### SHORT PROBLEM
Your task is to extract every line from the material below exactly.

───

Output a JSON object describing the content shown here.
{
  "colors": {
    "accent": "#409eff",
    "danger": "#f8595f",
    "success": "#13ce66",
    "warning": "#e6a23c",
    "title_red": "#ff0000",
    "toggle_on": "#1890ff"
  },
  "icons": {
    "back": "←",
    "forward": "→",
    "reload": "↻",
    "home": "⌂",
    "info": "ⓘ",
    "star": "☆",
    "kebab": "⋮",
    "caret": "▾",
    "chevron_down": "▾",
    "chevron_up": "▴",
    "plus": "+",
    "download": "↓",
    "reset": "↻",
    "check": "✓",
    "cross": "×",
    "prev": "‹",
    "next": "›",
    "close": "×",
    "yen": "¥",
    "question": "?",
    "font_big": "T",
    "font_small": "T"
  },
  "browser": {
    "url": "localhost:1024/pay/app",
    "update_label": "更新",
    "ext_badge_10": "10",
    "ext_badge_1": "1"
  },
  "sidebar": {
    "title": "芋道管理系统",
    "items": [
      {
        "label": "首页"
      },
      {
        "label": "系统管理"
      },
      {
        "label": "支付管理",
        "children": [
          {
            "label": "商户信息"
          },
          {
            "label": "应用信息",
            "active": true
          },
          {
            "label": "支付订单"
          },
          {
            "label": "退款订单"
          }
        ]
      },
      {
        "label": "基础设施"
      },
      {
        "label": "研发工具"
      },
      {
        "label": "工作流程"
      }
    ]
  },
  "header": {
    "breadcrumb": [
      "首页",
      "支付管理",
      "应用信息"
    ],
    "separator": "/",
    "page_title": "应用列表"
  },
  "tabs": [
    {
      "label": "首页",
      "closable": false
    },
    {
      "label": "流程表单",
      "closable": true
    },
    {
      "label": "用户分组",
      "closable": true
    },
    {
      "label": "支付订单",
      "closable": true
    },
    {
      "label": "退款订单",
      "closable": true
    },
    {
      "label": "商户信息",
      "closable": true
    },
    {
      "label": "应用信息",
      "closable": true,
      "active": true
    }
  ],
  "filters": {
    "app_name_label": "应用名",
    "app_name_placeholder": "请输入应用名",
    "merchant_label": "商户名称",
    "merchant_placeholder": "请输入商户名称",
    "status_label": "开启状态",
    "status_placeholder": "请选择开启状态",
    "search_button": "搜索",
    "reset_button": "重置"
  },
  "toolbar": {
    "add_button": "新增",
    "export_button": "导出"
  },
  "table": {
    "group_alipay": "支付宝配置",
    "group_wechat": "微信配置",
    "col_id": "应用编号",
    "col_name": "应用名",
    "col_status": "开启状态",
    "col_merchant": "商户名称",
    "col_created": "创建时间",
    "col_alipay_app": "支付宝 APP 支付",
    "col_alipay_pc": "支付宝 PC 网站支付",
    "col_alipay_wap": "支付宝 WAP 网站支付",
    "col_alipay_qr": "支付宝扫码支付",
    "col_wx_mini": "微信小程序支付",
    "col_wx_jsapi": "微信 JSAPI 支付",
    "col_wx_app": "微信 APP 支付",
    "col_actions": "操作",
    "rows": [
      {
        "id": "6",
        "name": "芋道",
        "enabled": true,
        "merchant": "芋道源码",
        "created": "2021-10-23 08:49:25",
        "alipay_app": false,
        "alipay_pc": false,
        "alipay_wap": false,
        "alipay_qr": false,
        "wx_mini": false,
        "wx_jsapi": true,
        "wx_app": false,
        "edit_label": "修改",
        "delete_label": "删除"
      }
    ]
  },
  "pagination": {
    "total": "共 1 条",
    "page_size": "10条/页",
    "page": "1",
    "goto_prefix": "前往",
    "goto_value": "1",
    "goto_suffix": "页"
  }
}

───

### SOLVED PROBLEM
Output a JSON object describing the content shown here.
{
  "colors": {
    "accent": "#409eff",
    "danger": "#f8595f",
    "success": "#13ce66",
    "warning": "#e6a23c",
    "title_red": "#ff0000",
    "toggle_on": "#1890ff"
  },
  "icons": {
    "back": "←",
    "forward": "→",
    "reload": "↻",
    "home": "⌂",
    "info": "ⓘ",
    "star": "☆",
    "kebab": "⋮",
    "caret": "▾",
    "chevron_down": "▾",
    "chevron_up": "▴",
    "plus": "+",
    "download": "↓",
    "reset": "↻",
    "check": "✓",
    "cross": "×",
    "prev": "‹",
    "next": "›",
    "close": "×",
    "yen": "¥",
    "question": "?",
    "font_big": "T",
    "font_small": "T"
  },
  "browser": {
    "url": "localhost:1024/pay/app",
    "update_label": "更新",
    "ext_badge_10": "10",
    "ext_badge_1": "1"
  },
  "sidebar": {
    "title": "芋道管理系统",
    "items": [
      {
        "label": "首页"
      },
      {
        "label": "系统管理"
      },
      {
        "label": "支付管理",
        "children": [
          {
            "label": "商户信息"
          },
          {
            "label": "应用信息",
            "active": true
          },
          {
            "label": "支付订单"
          },
          {
            "label": "退款订单"
          }
        ]
      },
      {
        "label": "基础设施"
      },
      {
        "label": "研发工具"
      },
      {
        "label": "工作流程"
      }
    ]
  },
  "header": {
    "breadcrumb": [
      "首页",
      "支付管理",
      "应用信息"
    ],
    "separator": "/",
    "page_title": "应用列表"
  },
  "tabs": [
    {
      "label": "首页",
      "closable": false
    },
    {
      "label": "流程表单",
      "closable": true
    },
    {
      "label": "用户分组",
      "closable": true
    },
    {
      "label": "支付订单",
      "closable": true
    },
    {
      "label": "退款订单",
      "closable": true
    },
    {
      "label": "商户信息",
      "closable": true
    },
    {
      "label": "应用信息",
      "closable": true,
      "active": true
    }
  ],
  "filters": {
    "app_name_label": "应用名",
    "app_name_placeholder": "请输入应用名",
    "merchant_label": "商户名称",
    "merchant_placeholder": "请输入商户名称",
    "status_label": "开启状态",
    "status_placeholder": "请选择开启状态",
    "search_button": "搜索",
    "reset_button": "重置"
  },
  "toolbar": {
    "add_button": "新增",
    "export_button": "导出"
  },
  "table": {
    "group_alipay": "支付宝配置",
    "group_wechat": "微信配置",
    "col_id": "应用编号",
    "col_name": "应用名",
    "col_status": "开启状态",
    "col_merchant": "商户名称",
    "col_created": "创建时间",
    "col_alipay_app": "支付宝 APP 支付",
    "col_alipay_pc": "支付宝 PC 网站支付",
    "col_alipay_wap": "支付宝 WAP 网站支付",
    "col_alipay_qr": "支付宝扫码支付",
    "col_wx_mini": "微信小程序支付",
    "col_wx_jsapi": "微信 JSAPI 支付",
    "col_wx_app": "微信 APP 支付",
    "col_actions": "操作",
    "rows": [
      {
        "id": "6",
        "name": "芋道",
        "enabled": true,
        "merchant": "芋道源码",
        "created": "2021-10-23 08:49:25",
        "alipay_app": false,
        "alipay_pc": false,
        "alipay_wap": false,
        "alipay_qr": false,
        "wx_mini": false,
        "wx_jsapi": true,
        "wx_app": false,
        "edit_label": "修改",
        "delete_label": "删除"
      }
    ]
  },
  "pagination": {
    "total": "共 1 条",
    "page_size": "10条/页",
    "page": "1",
    "goto_prefix": "前往",
    "goto_value": "1",
    "goto_suffix": "页"
  }
}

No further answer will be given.